- **INPUT FOR THIS TASK**
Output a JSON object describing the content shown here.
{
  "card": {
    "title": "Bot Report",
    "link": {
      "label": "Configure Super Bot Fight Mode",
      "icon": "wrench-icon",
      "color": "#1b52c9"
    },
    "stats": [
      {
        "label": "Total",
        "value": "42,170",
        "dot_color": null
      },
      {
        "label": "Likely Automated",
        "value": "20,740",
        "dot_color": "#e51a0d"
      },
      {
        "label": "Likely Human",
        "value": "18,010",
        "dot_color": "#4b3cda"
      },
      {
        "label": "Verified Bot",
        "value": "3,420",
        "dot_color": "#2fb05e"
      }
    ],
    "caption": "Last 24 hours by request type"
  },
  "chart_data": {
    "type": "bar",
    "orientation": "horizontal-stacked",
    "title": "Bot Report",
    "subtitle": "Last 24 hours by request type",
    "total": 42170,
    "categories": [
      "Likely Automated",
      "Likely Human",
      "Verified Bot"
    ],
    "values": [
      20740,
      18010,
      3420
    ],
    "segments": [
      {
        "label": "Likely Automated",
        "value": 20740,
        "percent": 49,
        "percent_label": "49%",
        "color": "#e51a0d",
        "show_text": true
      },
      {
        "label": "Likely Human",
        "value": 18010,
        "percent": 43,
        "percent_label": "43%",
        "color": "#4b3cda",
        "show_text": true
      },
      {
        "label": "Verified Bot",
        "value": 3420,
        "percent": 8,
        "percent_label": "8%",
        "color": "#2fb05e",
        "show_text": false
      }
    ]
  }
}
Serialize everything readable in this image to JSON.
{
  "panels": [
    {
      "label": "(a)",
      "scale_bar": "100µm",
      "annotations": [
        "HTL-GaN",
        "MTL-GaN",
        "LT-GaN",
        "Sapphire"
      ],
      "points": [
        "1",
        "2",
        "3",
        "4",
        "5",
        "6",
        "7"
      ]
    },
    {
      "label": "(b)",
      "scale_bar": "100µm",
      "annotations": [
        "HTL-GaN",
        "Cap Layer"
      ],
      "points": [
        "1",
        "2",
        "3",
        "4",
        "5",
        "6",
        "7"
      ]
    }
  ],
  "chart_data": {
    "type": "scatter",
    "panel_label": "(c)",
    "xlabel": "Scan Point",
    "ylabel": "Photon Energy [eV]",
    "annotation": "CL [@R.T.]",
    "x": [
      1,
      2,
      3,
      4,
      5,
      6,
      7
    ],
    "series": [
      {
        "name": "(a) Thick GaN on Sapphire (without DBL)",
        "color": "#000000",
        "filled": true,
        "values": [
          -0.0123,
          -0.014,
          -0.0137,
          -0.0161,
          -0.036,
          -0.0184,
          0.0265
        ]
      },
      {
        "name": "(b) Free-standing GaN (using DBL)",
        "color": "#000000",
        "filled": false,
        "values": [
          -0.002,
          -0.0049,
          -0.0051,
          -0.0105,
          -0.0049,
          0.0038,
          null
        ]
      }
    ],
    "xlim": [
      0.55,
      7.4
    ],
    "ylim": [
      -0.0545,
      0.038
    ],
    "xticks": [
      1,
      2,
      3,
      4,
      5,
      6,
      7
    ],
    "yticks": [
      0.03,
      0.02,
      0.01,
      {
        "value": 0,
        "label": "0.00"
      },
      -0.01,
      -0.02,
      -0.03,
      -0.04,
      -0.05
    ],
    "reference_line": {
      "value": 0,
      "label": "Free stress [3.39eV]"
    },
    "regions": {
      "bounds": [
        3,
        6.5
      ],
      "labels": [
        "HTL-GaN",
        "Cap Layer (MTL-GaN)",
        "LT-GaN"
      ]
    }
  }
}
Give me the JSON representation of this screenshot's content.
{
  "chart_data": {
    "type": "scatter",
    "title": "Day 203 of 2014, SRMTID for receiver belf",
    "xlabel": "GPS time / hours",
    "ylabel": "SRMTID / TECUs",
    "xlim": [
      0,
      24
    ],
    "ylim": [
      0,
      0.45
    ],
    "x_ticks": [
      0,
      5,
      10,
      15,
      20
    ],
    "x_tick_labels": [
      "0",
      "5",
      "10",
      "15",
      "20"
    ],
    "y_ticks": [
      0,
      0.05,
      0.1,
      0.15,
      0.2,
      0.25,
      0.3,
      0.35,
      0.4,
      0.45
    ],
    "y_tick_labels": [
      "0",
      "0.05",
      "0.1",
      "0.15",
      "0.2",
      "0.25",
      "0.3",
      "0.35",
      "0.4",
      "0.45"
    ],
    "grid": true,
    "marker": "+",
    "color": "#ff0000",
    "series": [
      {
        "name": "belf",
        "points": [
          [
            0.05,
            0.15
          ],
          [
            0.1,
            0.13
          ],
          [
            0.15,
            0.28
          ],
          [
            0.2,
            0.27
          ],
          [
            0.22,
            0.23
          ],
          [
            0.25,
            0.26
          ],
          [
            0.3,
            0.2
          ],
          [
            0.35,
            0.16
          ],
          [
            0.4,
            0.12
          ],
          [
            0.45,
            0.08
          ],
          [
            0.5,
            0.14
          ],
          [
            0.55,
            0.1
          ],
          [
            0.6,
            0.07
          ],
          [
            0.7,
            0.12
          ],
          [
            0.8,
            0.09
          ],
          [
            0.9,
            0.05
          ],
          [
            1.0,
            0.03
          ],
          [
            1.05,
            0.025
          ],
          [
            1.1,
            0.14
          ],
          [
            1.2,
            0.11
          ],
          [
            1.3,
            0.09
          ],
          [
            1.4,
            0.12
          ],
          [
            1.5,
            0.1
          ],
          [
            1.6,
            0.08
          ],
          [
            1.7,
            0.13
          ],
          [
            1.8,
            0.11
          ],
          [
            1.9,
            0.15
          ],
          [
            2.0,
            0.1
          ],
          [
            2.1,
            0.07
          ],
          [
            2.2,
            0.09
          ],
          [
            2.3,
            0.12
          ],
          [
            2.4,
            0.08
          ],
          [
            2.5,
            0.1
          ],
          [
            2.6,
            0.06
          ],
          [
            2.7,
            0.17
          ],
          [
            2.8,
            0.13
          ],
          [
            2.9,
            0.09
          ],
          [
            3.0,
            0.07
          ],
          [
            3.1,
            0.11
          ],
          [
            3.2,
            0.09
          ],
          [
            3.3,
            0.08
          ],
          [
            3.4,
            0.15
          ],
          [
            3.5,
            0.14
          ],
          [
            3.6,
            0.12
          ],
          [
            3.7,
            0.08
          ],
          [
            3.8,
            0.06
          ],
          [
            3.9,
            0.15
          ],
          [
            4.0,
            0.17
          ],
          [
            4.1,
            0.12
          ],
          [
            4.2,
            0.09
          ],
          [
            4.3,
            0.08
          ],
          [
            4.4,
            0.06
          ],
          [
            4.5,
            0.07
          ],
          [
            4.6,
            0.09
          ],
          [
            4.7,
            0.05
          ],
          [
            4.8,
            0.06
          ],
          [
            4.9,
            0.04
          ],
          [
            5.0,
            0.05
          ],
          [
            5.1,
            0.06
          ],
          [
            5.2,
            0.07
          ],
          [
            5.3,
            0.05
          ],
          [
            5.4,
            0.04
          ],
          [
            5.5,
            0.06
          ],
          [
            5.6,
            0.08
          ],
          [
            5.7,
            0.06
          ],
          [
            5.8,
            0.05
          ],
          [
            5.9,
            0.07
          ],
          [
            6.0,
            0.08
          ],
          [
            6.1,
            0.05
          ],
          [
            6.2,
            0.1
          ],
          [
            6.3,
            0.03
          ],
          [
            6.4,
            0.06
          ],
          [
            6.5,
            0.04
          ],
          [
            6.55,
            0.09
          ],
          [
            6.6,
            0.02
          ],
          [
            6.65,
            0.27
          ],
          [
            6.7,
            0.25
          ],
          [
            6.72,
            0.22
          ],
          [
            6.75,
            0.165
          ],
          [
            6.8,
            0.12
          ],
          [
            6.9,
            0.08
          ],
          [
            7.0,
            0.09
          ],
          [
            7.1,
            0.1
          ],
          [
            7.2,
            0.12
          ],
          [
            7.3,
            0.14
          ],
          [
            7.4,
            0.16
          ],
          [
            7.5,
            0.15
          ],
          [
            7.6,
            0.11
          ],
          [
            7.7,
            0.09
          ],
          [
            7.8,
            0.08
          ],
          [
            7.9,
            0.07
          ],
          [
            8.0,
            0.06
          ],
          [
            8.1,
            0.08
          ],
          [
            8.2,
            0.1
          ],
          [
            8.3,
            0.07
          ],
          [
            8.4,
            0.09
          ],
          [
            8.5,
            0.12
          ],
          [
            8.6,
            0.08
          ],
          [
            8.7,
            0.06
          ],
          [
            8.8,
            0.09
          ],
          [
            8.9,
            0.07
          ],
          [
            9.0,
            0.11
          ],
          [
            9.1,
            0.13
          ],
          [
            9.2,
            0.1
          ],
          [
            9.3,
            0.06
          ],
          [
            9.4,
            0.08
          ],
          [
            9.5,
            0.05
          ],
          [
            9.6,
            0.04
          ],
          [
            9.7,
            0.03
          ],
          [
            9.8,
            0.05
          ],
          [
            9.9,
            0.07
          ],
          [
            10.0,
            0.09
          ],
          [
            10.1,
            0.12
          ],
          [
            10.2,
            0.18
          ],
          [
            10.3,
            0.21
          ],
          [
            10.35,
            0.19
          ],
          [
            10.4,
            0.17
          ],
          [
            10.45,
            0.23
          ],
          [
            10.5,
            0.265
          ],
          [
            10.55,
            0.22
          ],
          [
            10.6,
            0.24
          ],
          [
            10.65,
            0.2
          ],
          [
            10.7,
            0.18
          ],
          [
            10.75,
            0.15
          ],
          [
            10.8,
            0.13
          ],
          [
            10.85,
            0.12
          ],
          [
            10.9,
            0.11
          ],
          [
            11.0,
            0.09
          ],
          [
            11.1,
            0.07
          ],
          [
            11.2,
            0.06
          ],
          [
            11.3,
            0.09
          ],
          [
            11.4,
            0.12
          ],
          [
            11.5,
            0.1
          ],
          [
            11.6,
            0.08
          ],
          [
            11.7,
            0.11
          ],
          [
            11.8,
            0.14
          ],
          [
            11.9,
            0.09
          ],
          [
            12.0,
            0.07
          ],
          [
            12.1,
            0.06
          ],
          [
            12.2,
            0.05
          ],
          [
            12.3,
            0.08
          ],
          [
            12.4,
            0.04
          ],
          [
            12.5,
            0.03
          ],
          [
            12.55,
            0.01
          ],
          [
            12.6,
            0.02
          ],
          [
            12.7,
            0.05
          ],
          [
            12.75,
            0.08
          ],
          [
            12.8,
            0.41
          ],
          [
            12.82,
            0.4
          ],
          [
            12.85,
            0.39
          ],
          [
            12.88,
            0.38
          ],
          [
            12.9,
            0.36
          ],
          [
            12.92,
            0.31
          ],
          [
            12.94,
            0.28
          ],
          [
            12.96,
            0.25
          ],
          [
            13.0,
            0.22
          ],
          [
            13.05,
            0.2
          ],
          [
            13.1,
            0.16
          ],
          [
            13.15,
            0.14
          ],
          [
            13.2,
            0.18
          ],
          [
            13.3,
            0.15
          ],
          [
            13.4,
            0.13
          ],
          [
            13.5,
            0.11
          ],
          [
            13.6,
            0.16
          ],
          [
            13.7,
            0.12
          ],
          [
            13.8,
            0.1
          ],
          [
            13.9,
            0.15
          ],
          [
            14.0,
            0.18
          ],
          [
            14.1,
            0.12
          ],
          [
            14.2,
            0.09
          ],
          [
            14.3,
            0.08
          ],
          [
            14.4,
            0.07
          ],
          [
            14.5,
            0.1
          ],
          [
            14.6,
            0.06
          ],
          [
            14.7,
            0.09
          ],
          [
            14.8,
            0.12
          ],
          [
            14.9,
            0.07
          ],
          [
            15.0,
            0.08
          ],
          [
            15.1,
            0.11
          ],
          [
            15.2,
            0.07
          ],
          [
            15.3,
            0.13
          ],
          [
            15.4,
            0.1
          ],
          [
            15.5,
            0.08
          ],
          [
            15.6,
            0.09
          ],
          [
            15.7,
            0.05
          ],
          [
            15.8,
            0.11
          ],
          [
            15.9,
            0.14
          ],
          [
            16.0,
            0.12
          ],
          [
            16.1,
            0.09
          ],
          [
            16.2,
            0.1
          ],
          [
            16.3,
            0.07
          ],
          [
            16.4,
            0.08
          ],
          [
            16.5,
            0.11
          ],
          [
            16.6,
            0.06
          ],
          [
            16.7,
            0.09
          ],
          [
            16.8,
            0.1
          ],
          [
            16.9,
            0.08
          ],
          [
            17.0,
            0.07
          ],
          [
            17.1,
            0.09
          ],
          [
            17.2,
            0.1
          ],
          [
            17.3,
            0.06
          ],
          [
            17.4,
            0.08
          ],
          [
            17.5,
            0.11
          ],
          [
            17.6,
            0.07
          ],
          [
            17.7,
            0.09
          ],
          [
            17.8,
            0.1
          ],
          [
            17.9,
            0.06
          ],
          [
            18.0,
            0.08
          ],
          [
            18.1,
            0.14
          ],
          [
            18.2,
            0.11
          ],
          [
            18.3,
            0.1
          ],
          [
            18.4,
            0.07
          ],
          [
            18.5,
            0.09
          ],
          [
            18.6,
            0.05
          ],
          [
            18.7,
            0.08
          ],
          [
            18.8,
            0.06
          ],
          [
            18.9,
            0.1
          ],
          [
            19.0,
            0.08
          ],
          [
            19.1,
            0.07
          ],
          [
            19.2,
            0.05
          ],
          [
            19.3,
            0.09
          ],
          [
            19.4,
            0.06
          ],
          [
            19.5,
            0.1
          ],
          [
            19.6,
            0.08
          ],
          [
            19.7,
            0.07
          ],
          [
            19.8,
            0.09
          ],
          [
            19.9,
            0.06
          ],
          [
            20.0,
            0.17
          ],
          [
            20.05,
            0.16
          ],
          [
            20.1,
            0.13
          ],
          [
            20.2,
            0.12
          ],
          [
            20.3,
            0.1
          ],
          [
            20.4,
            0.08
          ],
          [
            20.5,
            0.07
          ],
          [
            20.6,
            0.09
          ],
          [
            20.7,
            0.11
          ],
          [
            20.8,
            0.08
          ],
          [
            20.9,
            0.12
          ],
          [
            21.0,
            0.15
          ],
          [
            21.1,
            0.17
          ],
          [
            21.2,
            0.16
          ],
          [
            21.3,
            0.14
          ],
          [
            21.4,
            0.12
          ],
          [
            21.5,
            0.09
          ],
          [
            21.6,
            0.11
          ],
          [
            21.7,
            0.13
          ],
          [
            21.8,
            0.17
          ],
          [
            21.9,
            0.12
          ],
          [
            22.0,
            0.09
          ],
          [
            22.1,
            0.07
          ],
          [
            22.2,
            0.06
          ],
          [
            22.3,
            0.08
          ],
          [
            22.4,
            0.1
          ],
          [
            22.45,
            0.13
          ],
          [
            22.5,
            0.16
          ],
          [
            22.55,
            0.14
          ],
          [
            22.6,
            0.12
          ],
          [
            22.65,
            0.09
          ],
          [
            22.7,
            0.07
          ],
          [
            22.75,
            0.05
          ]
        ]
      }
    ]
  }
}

- **PROBLEM REQUIREMENTS**
Locate all lines in the listing above with the word "xlabel". Copy them.

- **RESULT**
    "xlabel": "Scan Point",
    "xlabel": "GPS time / hours",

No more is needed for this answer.